**Work to be completed**
Would you extract the whole listing below and retype it exactly?

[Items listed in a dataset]
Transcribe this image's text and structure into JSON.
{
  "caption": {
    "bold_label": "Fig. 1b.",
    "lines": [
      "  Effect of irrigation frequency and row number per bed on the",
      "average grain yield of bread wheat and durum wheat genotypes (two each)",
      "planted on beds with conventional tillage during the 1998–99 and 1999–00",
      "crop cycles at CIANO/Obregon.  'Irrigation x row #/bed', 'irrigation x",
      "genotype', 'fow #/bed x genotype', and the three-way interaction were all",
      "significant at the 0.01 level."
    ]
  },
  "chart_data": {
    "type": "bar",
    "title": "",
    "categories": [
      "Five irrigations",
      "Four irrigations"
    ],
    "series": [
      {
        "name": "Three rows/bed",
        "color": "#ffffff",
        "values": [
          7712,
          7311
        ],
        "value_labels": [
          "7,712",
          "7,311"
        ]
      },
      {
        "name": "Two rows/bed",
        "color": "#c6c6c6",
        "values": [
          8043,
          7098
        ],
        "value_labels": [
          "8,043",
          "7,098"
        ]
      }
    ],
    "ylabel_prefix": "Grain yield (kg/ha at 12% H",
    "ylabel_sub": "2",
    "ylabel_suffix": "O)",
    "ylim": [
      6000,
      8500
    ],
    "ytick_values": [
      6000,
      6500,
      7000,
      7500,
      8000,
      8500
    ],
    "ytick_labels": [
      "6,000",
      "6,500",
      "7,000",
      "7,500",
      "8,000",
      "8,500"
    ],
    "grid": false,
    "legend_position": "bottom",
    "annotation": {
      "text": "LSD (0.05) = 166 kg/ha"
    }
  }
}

**The result**
Transcribe this image's text and structure into JSON.
{
  "caption": {
    "bold_label": "Fig. 1b.",
    "lines": [
      "  Effect of irrigation frequency and row number per bed on the",
      "average grain yield of bread wheat and durum wheat genotypes (two each)",
      "planted on beds with conventional tillage during the 1998–99 and 1999–00",
      "crop cycles at CIANO/Obregon.  'Irrigation x row #/bed', 'irrigation x",
      "genotype', 'fow #/bed x genotype', and the three-way interaction were all",
      "significant at the 0.01 level."
    ]
  },
  "chart_data": {
    "type": "bar",
    "title": "",
    "categories": [
      "Five irrigations",
      "Four irrigations"
    ],
    "series": [
      {
        "name": "Three rows/bed",
        "color": "#ffffff",
        "values": [
          7712,
          7311
        ],
        "value_labels": [
          "7,712",
          "7,311"
        ]
      },
      {
        "name": "Two rows/bed",
        "color": "#c6c6c6",
        "values": [
          8043,
          7098
        ],
        "value_labels": [
          "8,043",
          "7,098"
        ]
      }
    ],
    "ylabel_prefix": "Grain yield (kg/ha at 12% H",
    "ylabel_sub": "2",
    "ylabel_suffix": "O)",
    "ylim": [
      6000,
      8500
    ],
    "ytick_values": [
      6000,
      6500,
      7000,
      7500,
      8000,
      8500
    ],
    "ytick_labels": [
      "6,000",
      "6,500",
      "7,000",
      "7,500",
      "8,000",
      "8,500"
    ],
    "grid": false,
    "legend_position": "bottom",
    "annotation": {
      "text": "LSD (0.05) = 166 kg/ha"
    }
  }
}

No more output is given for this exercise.